**Description of the task:** In this exercise, reproduce all the entries that follow exactly.

*** Given entries ***

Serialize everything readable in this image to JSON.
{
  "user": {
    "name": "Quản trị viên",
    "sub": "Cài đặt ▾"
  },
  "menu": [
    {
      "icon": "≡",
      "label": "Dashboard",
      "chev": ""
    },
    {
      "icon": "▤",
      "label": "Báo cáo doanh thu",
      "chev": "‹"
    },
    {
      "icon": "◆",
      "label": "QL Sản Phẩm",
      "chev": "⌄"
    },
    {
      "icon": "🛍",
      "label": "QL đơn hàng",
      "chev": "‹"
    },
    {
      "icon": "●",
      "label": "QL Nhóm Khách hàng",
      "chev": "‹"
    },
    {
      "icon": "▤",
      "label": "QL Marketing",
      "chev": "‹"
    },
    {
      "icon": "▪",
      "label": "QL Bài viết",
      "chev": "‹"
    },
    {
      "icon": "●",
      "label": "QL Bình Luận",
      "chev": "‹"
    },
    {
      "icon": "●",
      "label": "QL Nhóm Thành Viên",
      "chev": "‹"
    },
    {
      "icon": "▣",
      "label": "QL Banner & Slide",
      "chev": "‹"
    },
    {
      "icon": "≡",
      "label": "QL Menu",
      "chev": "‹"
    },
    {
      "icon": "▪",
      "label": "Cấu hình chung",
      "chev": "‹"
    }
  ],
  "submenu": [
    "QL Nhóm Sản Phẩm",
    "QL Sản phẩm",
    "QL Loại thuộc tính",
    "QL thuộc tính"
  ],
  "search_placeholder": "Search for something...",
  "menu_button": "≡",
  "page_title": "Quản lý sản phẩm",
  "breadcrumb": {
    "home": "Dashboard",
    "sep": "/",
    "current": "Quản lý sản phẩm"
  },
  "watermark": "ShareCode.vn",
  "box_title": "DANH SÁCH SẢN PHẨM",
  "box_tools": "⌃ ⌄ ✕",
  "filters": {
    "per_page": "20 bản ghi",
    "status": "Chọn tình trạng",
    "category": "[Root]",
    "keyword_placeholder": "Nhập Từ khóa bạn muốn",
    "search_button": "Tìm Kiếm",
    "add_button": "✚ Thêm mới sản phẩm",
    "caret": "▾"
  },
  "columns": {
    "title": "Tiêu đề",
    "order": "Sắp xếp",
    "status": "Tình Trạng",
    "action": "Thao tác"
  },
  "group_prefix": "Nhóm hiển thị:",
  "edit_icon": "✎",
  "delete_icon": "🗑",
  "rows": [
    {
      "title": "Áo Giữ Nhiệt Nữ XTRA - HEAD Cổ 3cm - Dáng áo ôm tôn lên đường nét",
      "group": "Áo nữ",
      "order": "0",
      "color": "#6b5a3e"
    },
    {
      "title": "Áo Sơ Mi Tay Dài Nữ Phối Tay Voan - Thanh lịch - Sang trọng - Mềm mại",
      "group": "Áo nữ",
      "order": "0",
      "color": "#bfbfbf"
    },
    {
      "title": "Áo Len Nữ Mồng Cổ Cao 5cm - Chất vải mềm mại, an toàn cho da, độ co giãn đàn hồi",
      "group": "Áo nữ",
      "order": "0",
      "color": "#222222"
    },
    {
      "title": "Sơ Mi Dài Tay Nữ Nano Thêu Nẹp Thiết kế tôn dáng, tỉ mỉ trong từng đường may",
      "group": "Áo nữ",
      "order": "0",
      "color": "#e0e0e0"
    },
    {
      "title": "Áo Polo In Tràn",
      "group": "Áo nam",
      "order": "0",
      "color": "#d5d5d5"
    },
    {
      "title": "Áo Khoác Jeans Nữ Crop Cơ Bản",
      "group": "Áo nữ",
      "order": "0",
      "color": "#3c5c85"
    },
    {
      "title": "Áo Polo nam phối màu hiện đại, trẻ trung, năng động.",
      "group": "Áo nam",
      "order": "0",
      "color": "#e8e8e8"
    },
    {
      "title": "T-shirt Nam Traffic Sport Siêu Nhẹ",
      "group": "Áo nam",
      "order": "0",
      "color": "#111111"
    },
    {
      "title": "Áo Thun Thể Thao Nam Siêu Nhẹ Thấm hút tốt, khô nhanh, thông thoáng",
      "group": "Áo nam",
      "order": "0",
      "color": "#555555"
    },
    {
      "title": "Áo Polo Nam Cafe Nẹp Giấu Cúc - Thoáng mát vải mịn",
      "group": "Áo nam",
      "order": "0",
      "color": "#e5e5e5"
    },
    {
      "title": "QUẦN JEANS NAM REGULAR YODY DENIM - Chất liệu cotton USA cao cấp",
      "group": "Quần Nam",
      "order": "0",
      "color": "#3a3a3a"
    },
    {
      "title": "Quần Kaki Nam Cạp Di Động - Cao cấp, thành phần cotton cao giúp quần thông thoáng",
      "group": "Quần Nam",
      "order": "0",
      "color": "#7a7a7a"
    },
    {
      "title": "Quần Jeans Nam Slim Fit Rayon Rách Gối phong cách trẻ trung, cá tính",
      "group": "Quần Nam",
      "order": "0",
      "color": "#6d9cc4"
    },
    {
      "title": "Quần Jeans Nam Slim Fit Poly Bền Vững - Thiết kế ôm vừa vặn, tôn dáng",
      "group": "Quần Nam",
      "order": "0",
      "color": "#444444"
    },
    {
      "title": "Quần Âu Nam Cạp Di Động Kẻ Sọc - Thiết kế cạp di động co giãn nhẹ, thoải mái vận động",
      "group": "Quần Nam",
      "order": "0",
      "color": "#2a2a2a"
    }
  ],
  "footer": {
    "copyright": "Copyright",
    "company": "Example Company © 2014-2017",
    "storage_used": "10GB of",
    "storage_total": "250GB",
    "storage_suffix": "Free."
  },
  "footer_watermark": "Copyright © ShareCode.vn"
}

***

**Task output:**
Serialize everything readable in this image to JSON.
{
  "user": {
    "name": "Quản trị viên",
    "sub": "Cài đặt ▾"
  },
  "menu": [
    {
      "icon": "≡",
      "label": "Dashboard",
      "chev": ""
    },
    {
      "icon": "▤",
      "label": "Báo cáo doanh thu",
      "chev": "‹"
    },
    {
      "icon": "◆",
      "label": "QL Sản Phẩm",
      "chev": "⌄"
    },
    {
      "icon": "🛍",
      "label": "QL đơn hàng",
      "chev": "‹"
    },
    {
      "icon": "●",
      "label": "QL Nhóm Khách hàng",
      "chev": "‹"
    },
    {
      "icon": "▤",
      "label": "QL Marketing",
      "chev": "‹"
    },
    {
      "icon": "▪",
      "label": "QL Bài viết",
      "chev": "‹"
    },
    {
      "icon": "●",
      "label": "QL Bình Luận",
      "chev": "‹"
    },
    {
      "icon": "●",
      "label": "QL Nhóm Thành Viên",
      "chev": "‹"
    },
    {
      "icon": "▣",
      "label": "QL Banner & Slide",
      "chev": "‹"
    },
    {
      "icon": "≡",
      "label": "QL Menu",
      "chev": "‹"
    },
    {
      "icon": "▪",
      "label": "Cấu hình chung",
      "chev": "‹"
    }
  ],
  "submenu": [
    "QL Nhóm Sản Phẩm",
    "QL Sản phẩm",
    "QL Loại thuộc tính",
    "QL thuộc tính"
  ],
  "search_placeholder": "Search for something...",
  "menu_button": "≡",
  "page_title": "Quản lý sản phẩm",
  "breadcrumb": {
    "home": "Dashboard",
    "sep": "/",
    "current": "Quản lý sản phẩm"
  },
  "watermark": "ShareCode.vn",
  "box_title": "DANH SÁCH SẢN PHẨM",
  "box_tools": "⌃ ⌄ ✕",
  "filters": {
    "per_page": "20 bản ghi",
    "status": "Chọn tình trạng",
    "category": "[Root]",
    "keyword_placeholder": "Nhập Từ khóa bạn muốn",
    "search_button": "Tìm Kiếm",
    "add_button": "✚ Thêm mới sản phẩm",
    "caret": "▾"
  },
  "columns": {
    "title": "Tiêu đề",
    "order": "Sắp xếp",
    "status": "Tình Trạng",
    "action": "Thao tác"
  },
  "group_prefix": "Nhóm hiển thị:",
  "edit_icon": "✎",
  "delete_icon": "🗑",
  "rows": [
    {
      "title": "Áo Giữ Nhiệt Nữ XTRA - HEAD Cổ 3cm - Dáng áo ôm tôn lên đường nét",
      "group": "Áo nữ",
      "order": "0",
      "color": "#6b5a3e"
    },
    {
      "title": "Áo Sơ Mi Tay Dài Nữ Phối Tay Voan - Thanh lịch - Sang trọng - Mềm mại",
      "group": "Áo nữ",
      "order": "0",
      "color": "#bfbfbf"
    },
    {
      "title": "Áo Len Nữ Mồng Cổ Cao 5cm - Chất vải mềm mại, an toàn cho da, độ co giãn đàn hồi",
      "group": "Áo nữ",
      "order": "0",
      "color": "#222222"
    },
    {
      "title": "Sơ Mi Dài Tay Nữ Nano Thêu Nẹp Thiết kế tôn dáng, tỉ mỉ trong từng đường may",
      "group": "Áo nữ",
      "order": "0",
      "color": "#e0e0e0"
    },
    {
      "title": "Áo Polo In Tràn",
      "group": "Áo nam",
      "order": "0",
      "color": "#d5d5d5"
    },
    {
      "title": "Áo Khoác Jeans Nữ Crop Cơ Bản",
      "group": "Áo nữ",
      "order": "0",
      "color": "#3c5c85"
    },
    {
      "title": "Áo Polo nam phối màu hiện đại, trẻ trung, năng động.",
      "group": "Áo nam",
      "order": "0",
      "color": "#e8e8e8"
    },
    {
      "title": "T-shirt Nam Traffic Sport Siêu Nhẹ",
      "group": "Áo nam",
      "order": "0",
      "color": "#111111"
    },
    {
      "title": "Áo Thun Thể Thao Nam Siêu Nhẹ Thấm hút tốt, khô nhanh, thông thoáng",
      "group": "Áo nam",
      "order": "0",
      "color": "#555555"
    },
    {
      "title": "Áo Polo Nam Cafe Nẹp Giấu Cúc - Thoáng mát vải mịn",
      "group": "Áo nam",
      "order": "0",
      "color": "#e5e5e5"
    },
    {
      "title": "QUẦN JEANS NAM REGULAR YODY DENIM - Chất liệu cotton USA cao cấp",
      "group": "Quần Nam",
      "order": "0",
      "color": "#3a3a3a"
    },
    {
      "title": "Quần Kaki Nam Cạp Di Động - Cao cấp, thành phần cotton cao giúp quần thông thoáng",
      "group": "Quần Nam",
      "order": "0",
      "color": "#7a7a7a"
    },
    {
      "title": "Quần Jeans Nam Slim Fit Rayon Rách Gối phong cách trẻ trung, cá tính",
      "group": "Quần Nam",
      "order": "0",
      "color": "#6d9cc4"
    },
    {
      "title": "Quần Jeans Nam Slim Fit Poly Bền Vững - Thiết kế ôm vừa vặn, tôn dáng",
      "group": "Quần Nam",
      "order": "0",
      "color": "#444444"
    },
    {
      "title": "Quần Âu Nam Cạp Di Động Kẻ Sọc - Thiết kế cạp di động co giãn nhẹ, thoải mái vận động",
      "group": "Quần Nam",
      "order": "0",
      "color": "#2a2a2a"
    }
  ],
  "footer": {
    "copyright": "Copyright",
    "company": "Example Company © 2014-2017",
    "storage_used": "10GB of",
    "storage_total": "250GB",
    "storage_suffix": "Free."
  },
  "footer_watermark": "Copyright © ShareCode.vn"
}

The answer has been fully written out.